Every record must appear in your copy exactly as written, with no pictures.

[Start Provided records]

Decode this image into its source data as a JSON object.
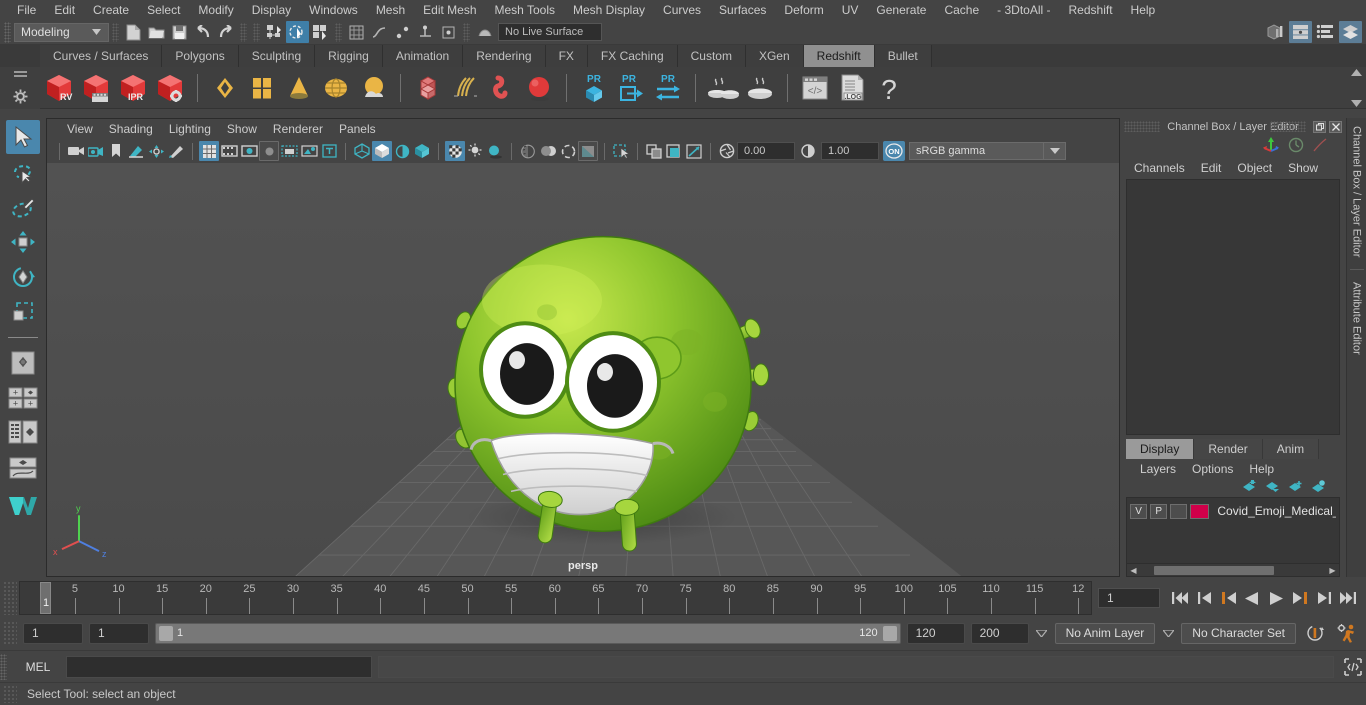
{
  "menubar": {
    "items": [
      "File",
      "Edit",
      "Create",
      "Select",
      "Modify",
      "Display",
      "Windows",
      "Mesh",
      "Edit Mesh",
      "Mesh Tools",
      "Mesh Display",
      "Curves",
      "Surfaces",
      "Deform",
      "UV",
      "Generate",
      "Cache",
      "- 3DtoAll -",
      "Redshift",
      "Help"
    ]
  },
  "statusline": {
    "mode": "Modeling",
    "live_surface": "No Live Surface",
    "icons": [
      "new-scene-icon",
      "open-scene-icon",
      "save-scene-icon",
      "undo-icon",
      "redo-icon",
      "select-by-hierarchy-icon",
      "select-by-object-icon",
      "select-by-component-icon"
    ]
  },
  "shelf": {
    "tabs": [
      "Curves / Surfaces",
      "Polygons",
      "Sculpting",
      "Rigging",
      "Animation",
      "Rendering",
      "FX",
      "FX Caching",
      "Custom",
      "XGen",
      "Redshift",
      "Bullet"
    ],
    "selected_tab": "Redshift",
    "icons": [
      "redshift-rv-icon",
      "redshift-render-sequence-icon",
      "redshift-ipr-icon",
      "redshift-render-settings-icon",
      "redshift-area-light-icon",
      "redshift-portal-light-icon",
      "redshift-ies-light-icon",
      "redshift-dome-light-icon",
      "redshift-physical-sun-icon",
      "redshift-proxy-icon",
      "redshift-hair-icon",
      "redshift-volume-icon",
      "redshift-sphere-icon",
      "redshift-pr-bake-icon",
      "redshift-pr-export-icon",
      "redshift-pr-transfer-icon",
      "redshift-bake-icon",
      "redshift-bake-set-icon",
      "redshift-script-icon",
      "redshift-log-icon",
      "redshift-help-icon"
    ]
  },
  "toolbox": {
    "items": [
      "select-tool",
      "lasso-select-tool",
      "paint-select-tool",
      "move-tool",
      "rotate-tool",
      "scale-tool",
      "last-tool-used",
      "single-pane-layout",
      "two-pane-layout",
      "outliner-persp-layout",
      "persp-graph-layout",
      "maya-logo"
    ],
    "selected": "select-tool"
  },
  "viewport": {
    "menus": [
      "View",
      "Shading",
      "Lighting",
      "Show",
      "Renderer",
      "Panels"
    ],
    "exposure_value": "0.00",
    "gamma_value": "1.00",
    "color_management": "sRGB gamma",
    "camera_label": "persp",
    "toolbar_icons": [
      "select-camera-icon",
      "camera-attributes-icon",
      "bookmark-icon",
      "image-plane-icon",
      "two-d-pan-zoom-icon",
      "grease-pencil-icon",
      "grid-toggle-icon",
      "film-gate-icon",
      "resolution-gate-icon",
      "gate-mask-icon",
      "film-origin-icon",
      "exposure-icon",
      "xray-icon",
      "wireframe-shaded-icon",
      "smooth-shade-icon",
      "shaded-textured-icon",
      "use-all-lights-icon",
      "shadows-icon",
      "screen-space-ao-icon",
      "motion-blur-icon",
      "multisample-icon",
      "isolate-select-icon",
      "xray-joints-icon",
      "xray-active-icon",
      "exposure-toggle-icon",
      "view-transform-icon"
    ]
  },
  "channel_box": {
    "title": "Channel Box / Layer Editor",
    "menus": [
      "Channels",
      "Edit",
      "Object",
      "Show"
    ],
    "side_tabs": [
      "Channel Box / Layer Editor",
      "Attribute Editor"
    ],
    "window_buttons": [
      "undock-icon",
      "close-icon"
    ]
  },
  "layer_editor": {
    "tabs": [
      "Display",
      "Render",
      "Anim"
    ],
    "selected_tab": "Display",
    "menus": [
      "Layers",
      "Options",
      "Help"
    ],
    "toolbar_icons": [
      "move-layer-up-icon",
      "move-layer-down-icon",
      "new-layer-icon",
      "new-layer-from-selected-icon"
    ],
    "layers": [
      {
        "visibility": "V",
        "playback": "P",
        "shading": "",
        "color": "#d0004a",
        "name": "Covid_Emoji_Medical_I"
      }
    ]
  },
  "time_slider": {
    "tick_labels": [
      "5",
      "10",
      "15",
      "20",
      "25",
      "30",
      "35",
      "40",
      "45",
      "50",
      "55",
      "60",
      "65",
      "70",
      "75",
      "80",
      "85",
      "90",
      "95",
      "100",
      "105",
      "110",
      "115",
      "12"
    ],
    "current_frame_marker": "1",
    "current_frame_field": "1",
    "playback_buttons": [
      "go-to-start-icon",
      "step-back-keyframe-icon",
      "step-back-frame-icon",
      "play-backwards-icon",
      "play-forwards-icon",
      "step-forward-frame-icon",
      "step-forward-keyframe-icon",
      "go-to-end-icon"
    ]
  },
  "range_slider": {
    "anim_start": "1",
    "playback_start": "1",
    "range_label_left": "1",
    "range_label_right": "120",
    "playback_end": "120",
    "anim_end": "200",
    "anim_layer": "No Anim Layer",
    "character_set": "No Character Set",
    "icons": [
      "auto-keyframe-icon",
      "animation-preferences-icon"
    ]
  },
  "command_line": {
    "label": "MEL",
    "input_value": "",
    "output_value": "",
    "icon": "script-editor-icon"
  },
  "help_line": {
    "text": "Select Tool: select an object"
  },
  "colors": {
    "accent_blue": "#4a87ad",
    "shelf_selected": "#909090",
    "layer_color": "#d0004a",
    "orange": "#d07820",
    "bg": "#444444",
    "viewport_bg": "#4d4d4d"
  }
}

[End Provided records]

**Full response**
Decode this image into its source data as a JSON object.
{
  "menubar": {
    "items": [
      "File",
      "Edit",
      "Create",
      "Select",
      "Modify",
      "Display",
      "Windows",
      "Mesh",
      "Edit Mesh",
      "Mesh Tools",
      "Mesh Display",
      "Curves",
      "Surfaces",
      "Deform",
      "UV",
      "Generate",
      "Cache",
      "- 3DtoAll -",
      "Redshift",
      "Help"
    ]
  },
  "statusline": {
    "mode": "Modeling",
    "live_surface": "No Live Surface",
    "icons": [
      "new-scene-icon",
      "open-scene-icon",
      "save-scene-icon",
      "undo-icon",
      "redo-icon",
      "select-by-hierarchy-icon",
      "select-by-object-icon",
      "select-by-component-icon"
    ]
  },
  "shelf": {
    "tabs": [
      "Curves / Surfaces",
      "Polygons",
      "Sculpting",
      "Rigging",
      "Animation",
      "Rendering",
      "FX",
      "FX Caching",
      "Custom",
      "XGen",
      "Redshift",
      "Bullet"
    ],
    "selected_tab": "Redshift",
    "icons": [
      "redshift-rv-icon",
      "redshift-render-sequence-icon",
      "redshift-ipr-icon",
      "redshift-render-settings-icon",
      "redshift-area-light-icon",
      "redshift-portal-light-icon",
      "redshift-ies-light-icon",
      "redshift-dome-light-icon",
      "redshift-physical-sun-icon",
      "redshift-proxy-icon",
      "redshift-hair-icon",
      "redshift-volume-icon",
      "redshift-sphere-icon",
      "redshift-pr-bake-icon",
      "redshift-pr-export-icon",
      "redshift-pr-transfer-icon",
      "redshift-bake-icon",
      "redshift-bake-set-icon",
      "redshift-script-icon",
      "redshift-log-icon",
      "redshift-help-icon"
    ]
  },
  "toolbox": {
    "items": [
      "select-tool",
      "lasso-select-tool",
      "paint-select-tool",
      "move-tool",
      "rotate-tool",
      "scale-tool",
      "last-tool-used",
      "single-pane-layout",
      "two-pane-layout",
      "outliner-persp-layout",
      "persp-graph-layout",
      "maya-logo"
    ],
    "selected": "select-tool"
  },
  "viewport": {
    "menus": [
      "View",
      "Shading",
      "Lighting",
      "Show",
      "Renderer",
      "Panels"
    ],
    "exposure_value": "0.00",
    "gamma_value": "1.00",
    "color_management": "sRGB gamma",
    "camera_label": "persp",
    "toolbar_icons": [
      "select-camera-icon",
      "camera-attributes-icon",
      "bookmark-icon",
      "image-plane-icon",
      "two-d-pan-zoom-icon",
      "grease-pencil-icon",
      "grid-toggle-icon",
      "film-gate-icon",
      "resolution-gate-icon",
      "gate-mask-icon",
      "film-origin-icon",
      "exposure-icon",
      "xray-icon",
      "wireframe-shaded-icon",
      "smooth-shade-icon",
      "shaded-textured-icon",
      "use-all-lights-icon",
      "shadows-icon",
      "screen-space-ao-icon",
      "motion-blur-icon",
      "multisample-icon",
      "isolate-select-icon",
      "xray-joints-icon",
      "xray-active-icon",
      "exposure-toggle-icon",
      "view-transform-icon"
    ]
  },
  "channel_box": {
    "title": "Channel Box / Layer Editor",
    "menus": [
      "Channels",
      "Edit",
      "Object",
      "Show"
    ],
    "side_tabs": [
      "Channel Box / Layer Editor",
      "Attribute Editor"
    ],
    "window_buttons": [
      "undock-icon",
      "close-icon"
    ]
  },
  "layer_editor": {
    "tabs": [
      "Display",
      "Render",
      "Anim"
    ],
    "selected_tab": "Display",
    "menus": [
      "Layers",
      "Options",
      "Help"
    ],
    "toolbar_icons": [
      "move-layer-up-icon",
      "move-layer-down-icon",
      "new-layer-icon",
      "new-layer-from-selected-icon"
    ],
    "layers": [
      {
        "visibility": "V",
        "playback": "P",
        "shading": "",
        "color": "#d0004a",
        "name": "Covid_Emoji_Medical_I"
      }
    ]
  },
  "time_slider": {
    "tick_labels": [
      "5",
      "10",
      "15",
      "20",
      "25",
      "30",
      "35",
      "40",
      "45",
      "50",
      "55",
      "60",
      "65",
      "70",
      "75",
      "80",
      "85",
      "90",
      "95",
      "100",
      "105",
      "110",
      "115",
      "12"
    ],
    "current_frame_marker": "1",
    "current_frame_field": "1",
    "playback_buttons": [
      "go-to-start-icon",
      "step-back-keyframe-icon",
      "step-back-frame-icon",
      "play-backwards-icon",
      "play-forwards-icon",
      "step-forward-frame-icon",
      "step-forward-keyframe-icon",
      "go-to-end-icon"
    ]
  },
  "range_slider": {
    "anim_start": "1",
    "playback_start": "1",
    "range_label_left": "1",
    "range_label_right": "120",
    "playback_end": "120",
    "anim_end": "200",
    "anim_layer": "No Anim Layer",
    "character_set": "No Character Set",
    "icons": [
      "auto-keyframe-icon",
      "animation-preferences-icon"
    ]
  },
  "command_line": {
    "label": "MEL",
    "input_value": "",
    "output_value": "",
    "icon": "script-editor-icon"
  },
  "help_line": {
    "text": "Select Tool: select an object"
  },
  "colors": {
    "accent_blue": "#4a87ad",
    "shelf_selected": "#909090",
    "layer_color": "#d0004a",
    "orange": "#d07820",
    "bg": "#444444",
    "viewport_bg": "#4d4d4d"
  }
}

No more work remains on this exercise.